*Given problem*:
In the records that follow, locate every line with "label" and extract it.
# # # #
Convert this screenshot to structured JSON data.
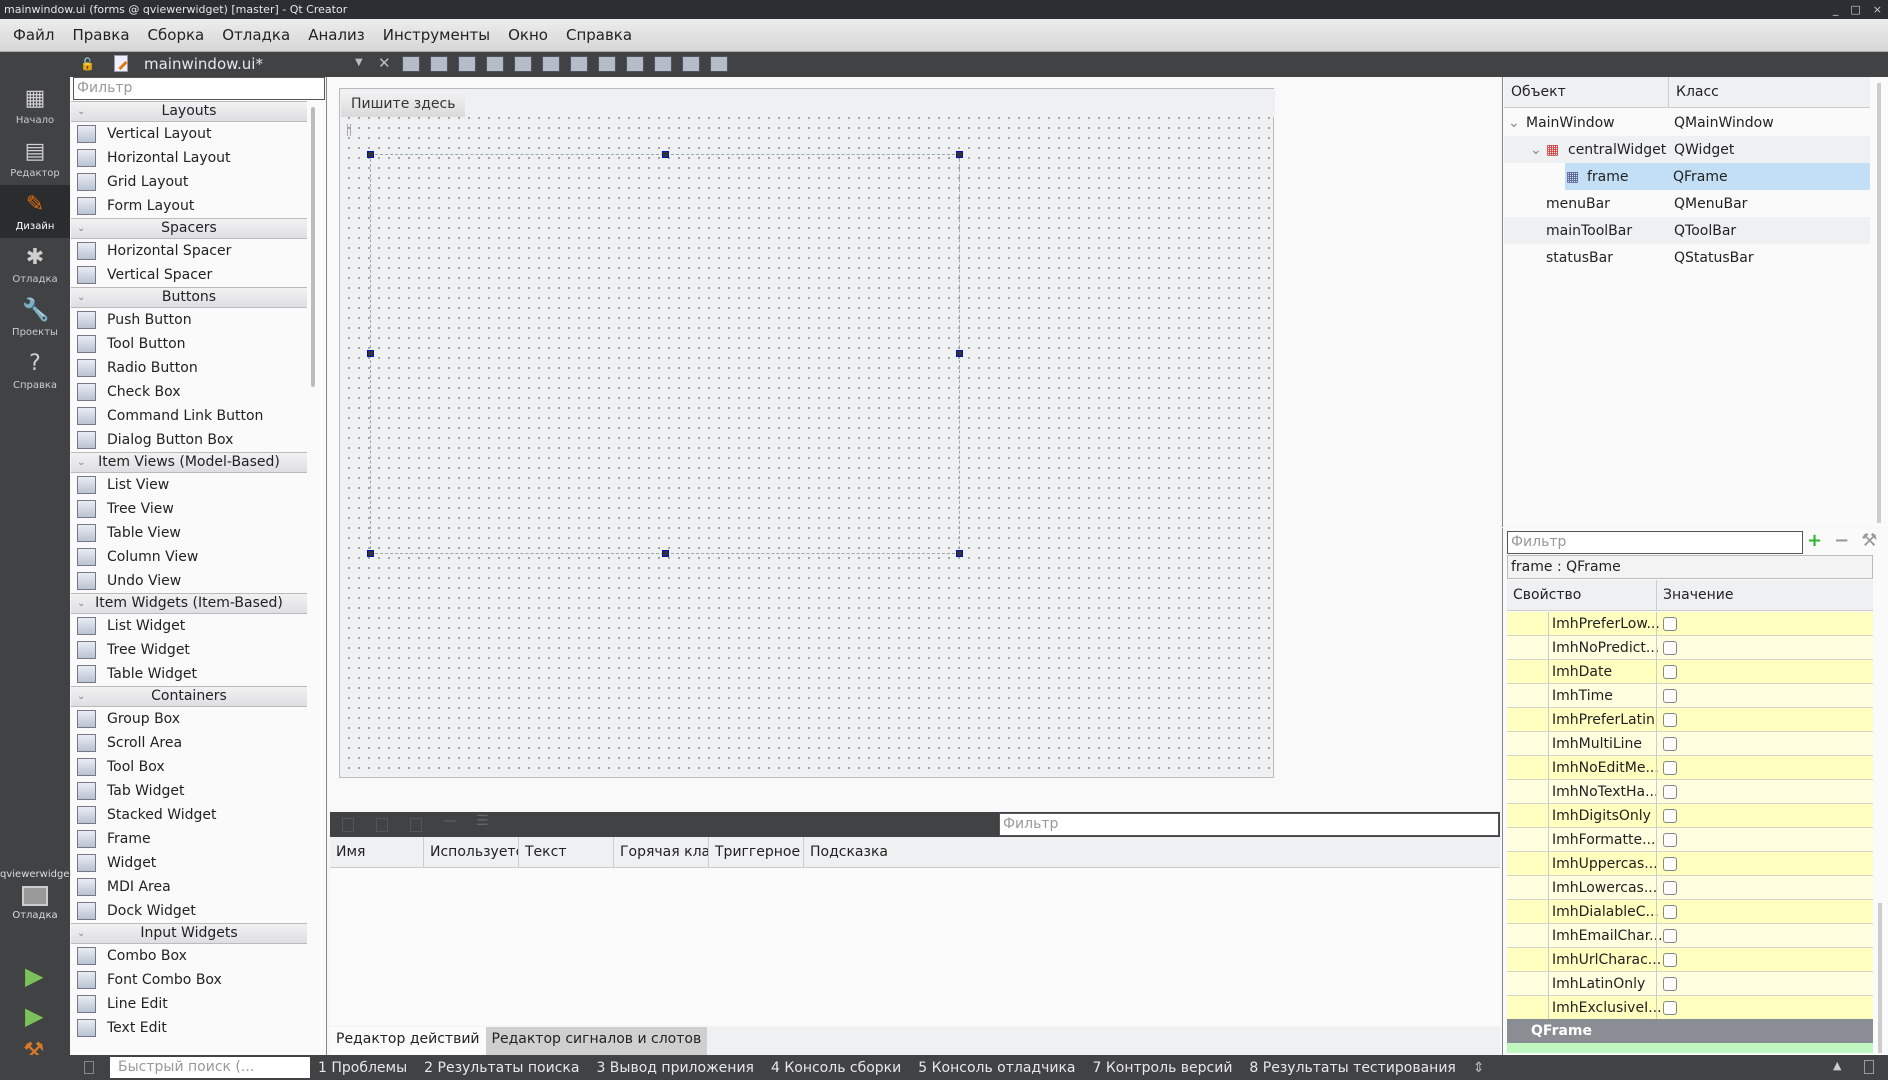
{
  "window": {
    "title": "mainwindow.ui (forms @ qviewerwidget) [master] - Qt Creator",
    "controls": [
      "_",
      "□",
      "×"
    ]
  },
  "menubar": [
    "Файл",
    "Правка",
    "Сборка",
    "Отладка",
    "Анализ",
    "Инструменты",
    "Окно",
    "Справка"
  ],
  "editorbar": {
    "filename": "mainwindow.ui*"
  },
  "modes": [
    {
      "label": "Начало",
      "icon": "grid-icon"
    },
    {
      "label": "Редактор",
      "icon": "document-icon"
    },
    {
      "label": "Дизайн",
      "icon": "pencil-icon",
      "active": true
    },
    {
      "label": "Отладка",
      "icon": "bug-icon"
    },
    {
      "label": "Проекты",
      "icon": "wrench-icon"
    },
    {
      "label": "Справка",
      "icon": "help-icon"
    }
  ],
  "kit": {
    "project": "qviewerwidget",
    "build": "Отладка"
  },
  "widgetbox": {
    "filter_placeholder": "Фильтр",
    "categories": [
      {
        "name": "Layouts",
        "items": [
          "Vertical Layout",
          "Horizontal Layout",
          "Grid Layout",
          "Form Layout"
        ]
      },
      {
        "name": "Spacers",
        "items": [
          "Horizontal Spacer",
          "Vertical Spacer"
        ]
      },
      {
        "name": "Buttons",
        "items": [
          "Push Button",
          "Tool Button",
          "Radio Button",
          "Check Box",
          "Command Link Button",
          "Dialog Button Box"
        ]
      },
      {
        "name": "Item Views (Model-Based)",
        "items": [
          "List View",
          "Tree View",
          "Table View",
          "Column View",
          "Undo View"
        ]
      },
      {
        "name": "Item Widgets (Item-Based)",
        "items": [
          "List Widget",
          "Tree Widget",
          "Table Widget"
        ]
      },
      {
        "name": "Containers",
        "items": [
          "Group Box",
          "Scroll Area",
          "Tool Box",
          "Tab Widget",
          "Stacked Widget",
          "Frame",
          "Widget",
          "MDI Area",
          "Dock Widget"
        ]
      },
      {
        "name": "Input Widgets",
        "items": [
          "Combo Box",
          "Font Combo Box",
          "Line Edit",
          "Text Edit"
        ]
      }
    ]
  },
  "form": {
    "menu_placeholder": "Пишите здесь"
  },
  "action_editor": {
    "filter_placeholder": "Фильтр",
    "columns": [
      "Имя",
      "Используетс",
      "Текст",
      "Горячая кла",
      "Триггерное",
      "Подсказка"
    ],
    "tabs": [
      "Редактор действий",
      "Редактор сигналов и слотов"
    ]
  },
  "object_inspector": {
    "columns": [
      "Объект",
      "Класс"
    ],
    "rows": [
      {
        "name": "MainWindow",
        "class": "QMainWindow"
      },
      {
        "name": "centralWidget",
        "class": "QWidget"
      },
      {
        "name": "frame",
        "class": "QFrame",
        "selected": true
      },
      {
        "name": "menuBar",
        "class": "QMenuBar"
      },
      {
        "name": "mainToolBar",
        "class": "QToolBar"
      },
      {
        "name": "statusBar",
        "class": "QStatusBar"
      }
    ]
  },
  "property_editor": {
    "filter_placeholder": "Фильтр",
    "object_class": "frame : QFrame",
    "columns": [
      "Свойство",
      "Значение"
    ],
    "properties": [
      "ImhPreferLow...",
      "ImhNoPredict...",
      "ImhDate",
      "ImhTime",
      "ImhPreferLatin",
      "ImhMultiLine",
      "ImhNoEditMe...",
      "ImhNoTextHa...",
      "ImhDigitsOnly",
      "ImhFormatte...",
      "ImhUppercas...",
      "ImhLowercas...",
      "ImhDialableC...",
      "ImhEmailChar...",
      "ImhUrlCharac...",
      "ImhLatinOnly",
      "ImhExclusiveI..."
    ],
    "group": "QFrame"
  },
  "statusbar": {
    "search_placeholder": "Быстрый поиск (...",
    "panes": [
      "1 Проблемы",
      "2 Результаты поиска",
      "3 Вывод приложения",
      "4 Консоль сборки",
      "5 Консоль отладчика",
      "7 Контроль версий",
      "8 Результаты тестирования"
    ]
  }
}
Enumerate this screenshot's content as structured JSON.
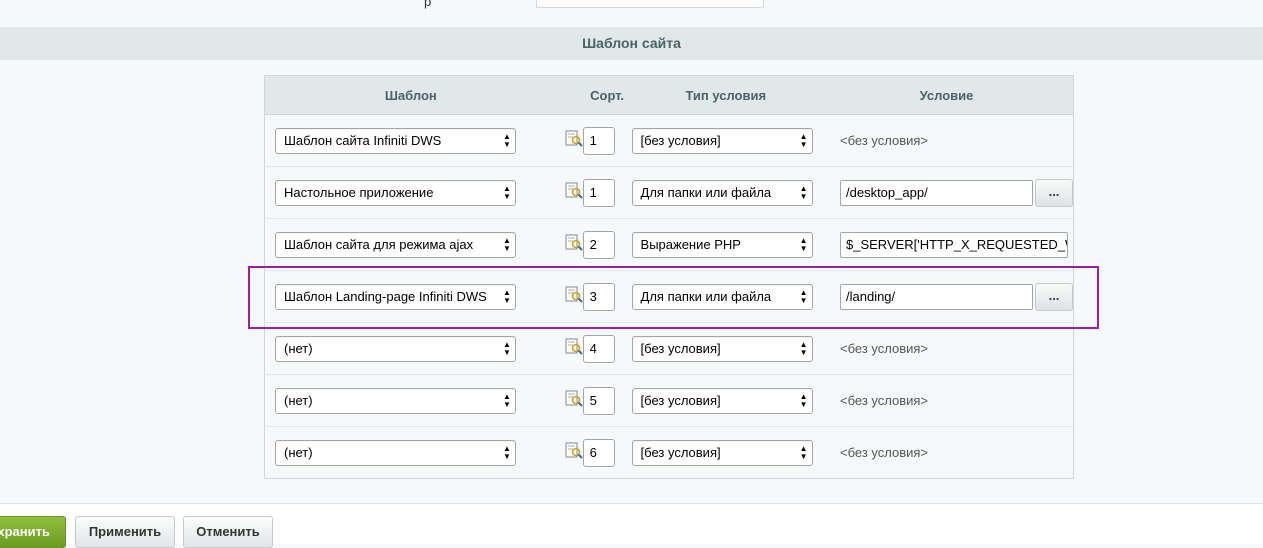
# # # #
*Result of the task*:
      "label": "Начало",
      "label": "Редактор",
      "label": "Дизайн",
      "label": "Отладка",
      "label": "Проекты",
      "label": "Справка",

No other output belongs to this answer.